• [Task goal]: Sort through the entries below and pull out lines containing the word "place".

Saved data entries:
========================================

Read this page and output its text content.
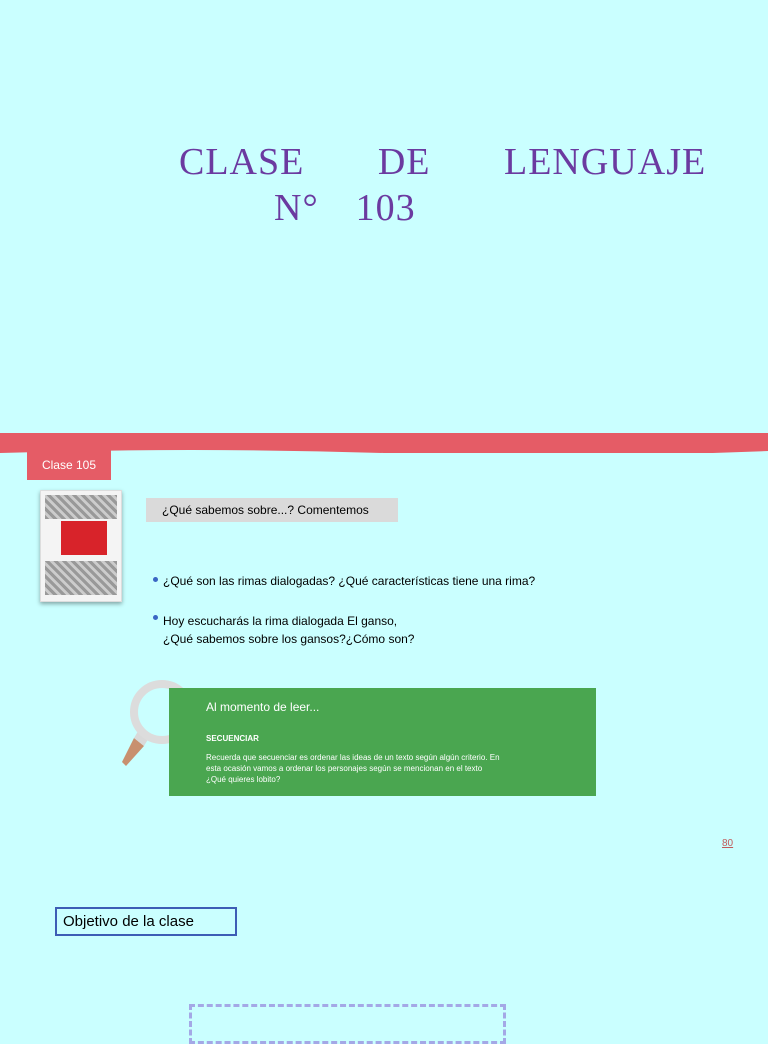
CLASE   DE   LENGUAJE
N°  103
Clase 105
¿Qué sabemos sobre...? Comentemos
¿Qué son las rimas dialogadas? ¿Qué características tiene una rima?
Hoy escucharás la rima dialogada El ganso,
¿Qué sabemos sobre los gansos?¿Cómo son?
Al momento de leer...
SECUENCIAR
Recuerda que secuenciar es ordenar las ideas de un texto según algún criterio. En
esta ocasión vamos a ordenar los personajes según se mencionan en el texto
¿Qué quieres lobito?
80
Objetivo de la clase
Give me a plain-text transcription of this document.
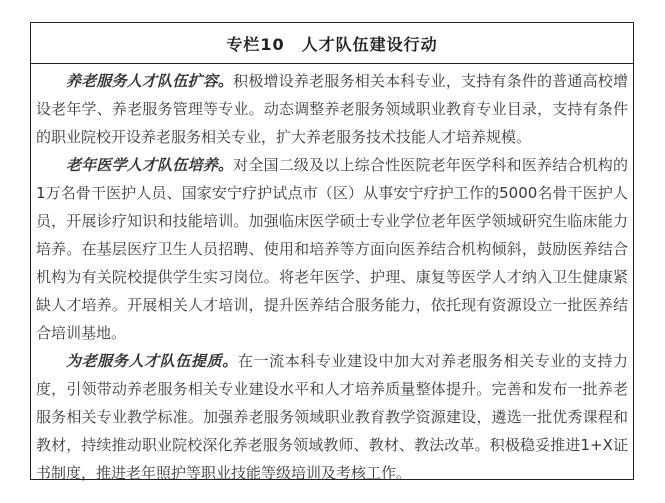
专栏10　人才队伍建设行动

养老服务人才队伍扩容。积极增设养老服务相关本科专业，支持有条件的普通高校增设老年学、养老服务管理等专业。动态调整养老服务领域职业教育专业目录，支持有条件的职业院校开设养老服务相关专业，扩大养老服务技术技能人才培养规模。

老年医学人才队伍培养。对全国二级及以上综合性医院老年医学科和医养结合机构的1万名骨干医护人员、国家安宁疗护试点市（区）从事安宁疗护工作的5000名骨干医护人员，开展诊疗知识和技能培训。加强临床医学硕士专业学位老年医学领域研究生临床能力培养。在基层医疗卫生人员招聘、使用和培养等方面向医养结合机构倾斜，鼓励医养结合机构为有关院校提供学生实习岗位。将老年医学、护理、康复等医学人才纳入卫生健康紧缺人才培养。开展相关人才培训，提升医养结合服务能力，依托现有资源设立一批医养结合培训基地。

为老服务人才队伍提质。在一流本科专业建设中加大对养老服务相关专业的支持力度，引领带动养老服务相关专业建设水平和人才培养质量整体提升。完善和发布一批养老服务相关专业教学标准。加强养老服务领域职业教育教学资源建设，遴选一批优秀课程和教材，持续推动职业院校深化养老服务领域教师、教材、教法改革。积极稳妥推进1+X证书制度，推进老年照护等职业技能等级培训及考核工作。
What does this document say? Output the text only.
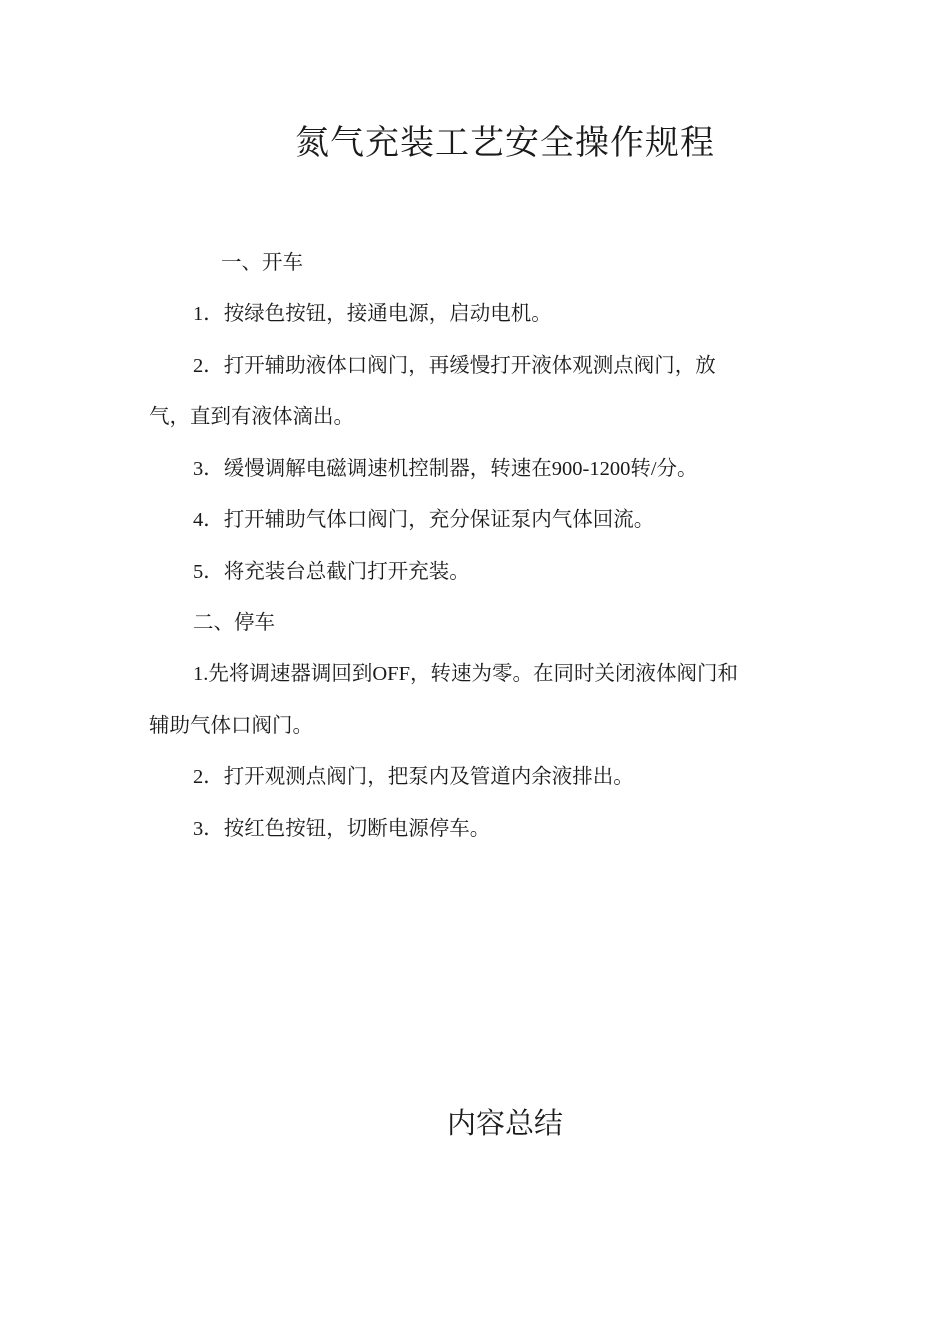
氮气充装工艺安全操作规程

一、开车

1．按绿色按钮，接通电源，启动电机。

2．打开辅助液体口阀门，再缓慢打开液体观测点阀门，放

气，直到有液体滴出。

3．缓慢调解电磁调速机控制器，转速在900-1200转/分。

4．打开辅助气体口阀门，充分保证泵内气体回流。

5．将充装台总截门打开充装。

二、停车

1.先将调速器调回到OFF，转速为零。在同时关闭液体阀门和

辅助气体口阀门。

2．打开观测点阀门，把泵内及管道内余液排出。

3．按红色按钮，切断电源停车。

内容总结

========================================

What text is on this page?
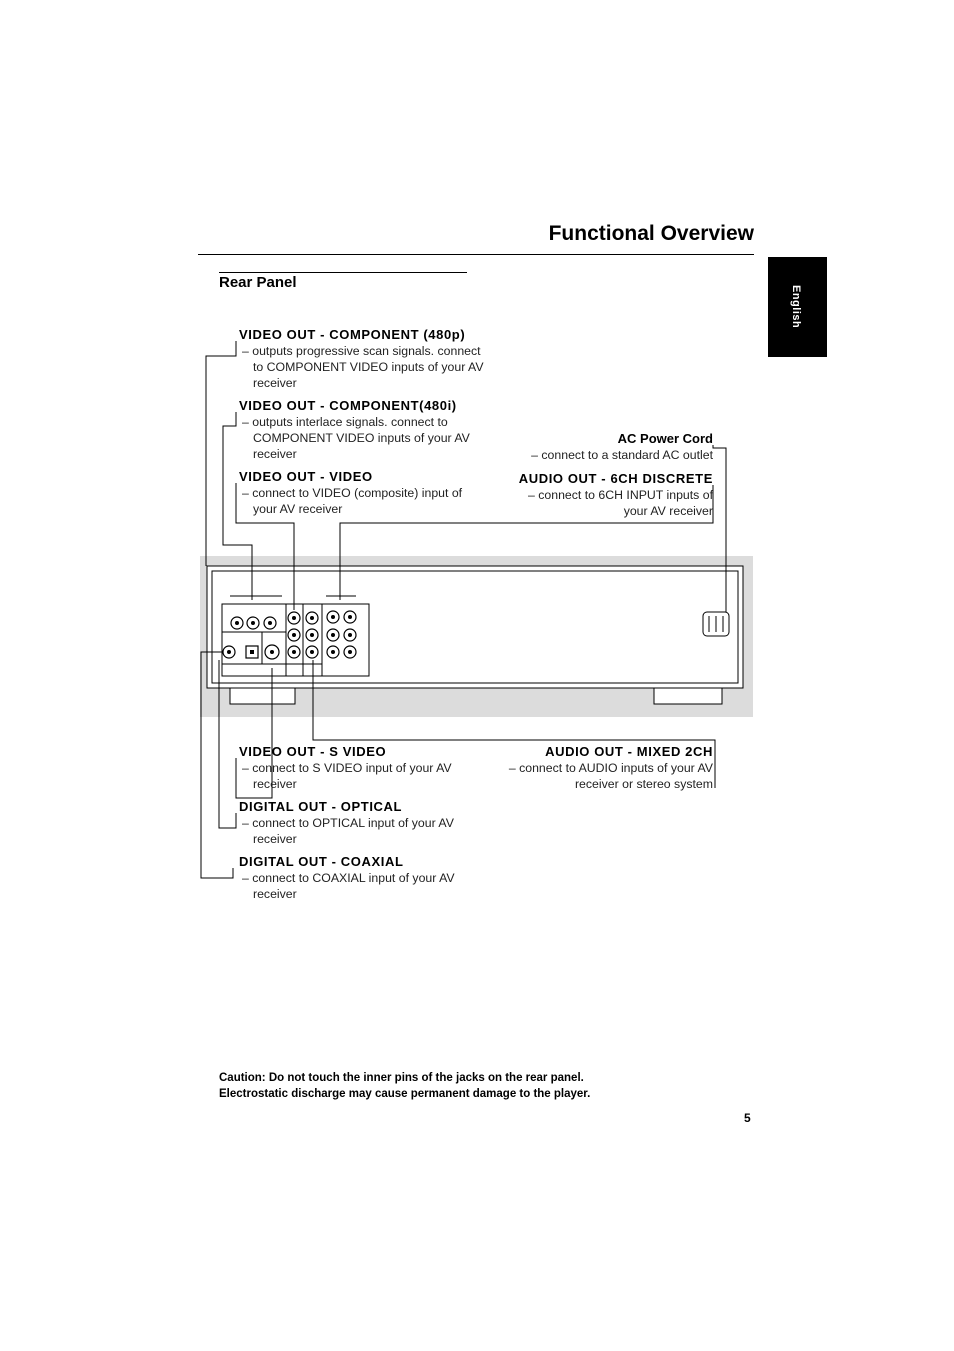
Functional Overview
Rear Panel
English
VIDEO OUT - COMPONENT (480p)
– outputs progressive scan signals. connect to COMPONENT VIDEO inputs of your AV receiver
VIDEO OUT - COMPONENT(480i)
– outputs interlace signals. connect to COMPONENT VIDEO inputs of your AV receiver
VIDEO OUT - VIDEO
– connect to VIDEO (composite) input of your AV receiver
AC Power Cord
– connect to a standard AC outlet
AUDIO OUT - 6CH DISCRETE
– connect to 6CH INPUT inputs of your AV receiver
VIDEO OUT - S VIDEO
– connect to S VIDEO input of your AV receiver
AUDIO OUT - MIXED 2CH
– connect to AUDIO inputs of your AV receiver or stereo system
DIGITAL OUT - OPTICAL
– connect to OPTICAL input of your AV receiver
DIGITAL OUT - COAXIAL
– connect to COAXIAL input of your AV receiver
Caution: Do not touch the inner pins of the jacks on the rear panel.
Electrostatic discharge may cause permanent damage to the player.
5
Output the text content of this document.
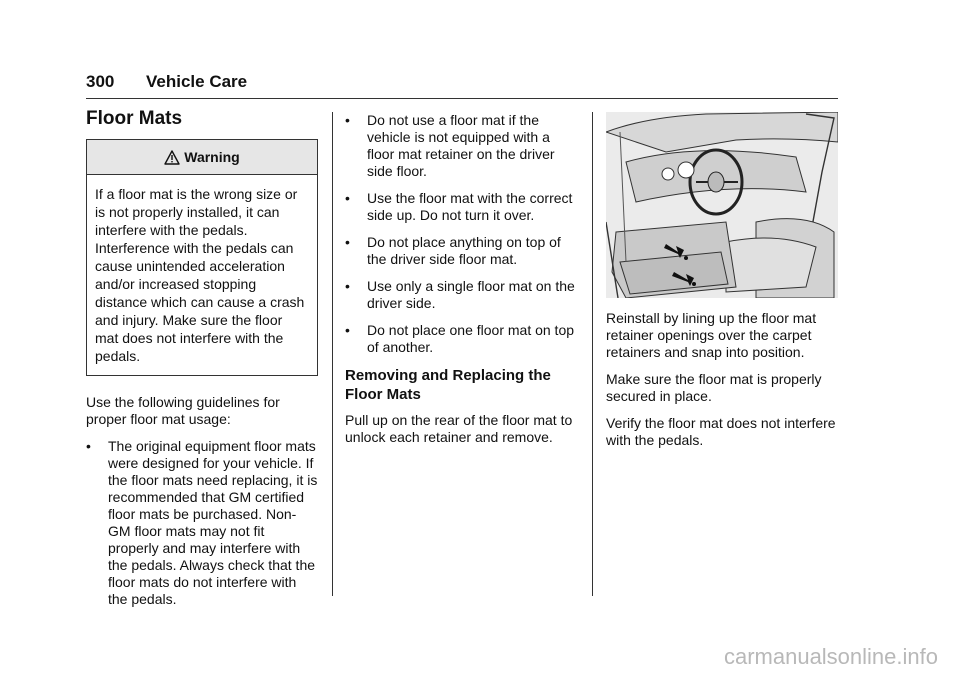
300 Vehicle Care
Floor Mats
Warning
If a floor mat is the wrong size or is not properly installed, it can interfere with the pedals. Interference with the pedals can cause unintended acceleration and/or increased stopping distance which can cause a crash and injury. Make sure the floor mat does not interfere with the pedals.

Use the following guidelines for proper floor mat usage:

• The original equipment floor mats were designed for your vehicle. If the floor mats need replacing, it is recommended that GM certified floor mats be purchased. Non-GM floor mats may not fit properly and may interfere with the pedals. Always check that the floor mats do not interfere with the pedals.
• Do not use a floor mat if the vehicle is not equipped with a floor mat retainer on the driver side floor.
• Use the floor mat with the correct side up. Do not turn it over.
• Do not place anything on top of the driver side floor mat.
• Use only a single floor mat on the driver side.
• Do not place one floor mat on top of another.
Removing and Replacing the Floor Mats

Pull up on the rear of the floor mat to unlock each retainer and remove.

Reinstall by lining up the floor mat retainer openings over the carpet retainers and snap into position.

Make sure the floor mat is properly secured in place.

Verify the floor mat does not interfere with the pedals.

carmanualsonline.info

========================================

• [Output of the task]:
• Do not place anything on top of the driver side floor mat.
• Do not place one floor mat on top of another.
Make sure the floor mat is properly secured in place.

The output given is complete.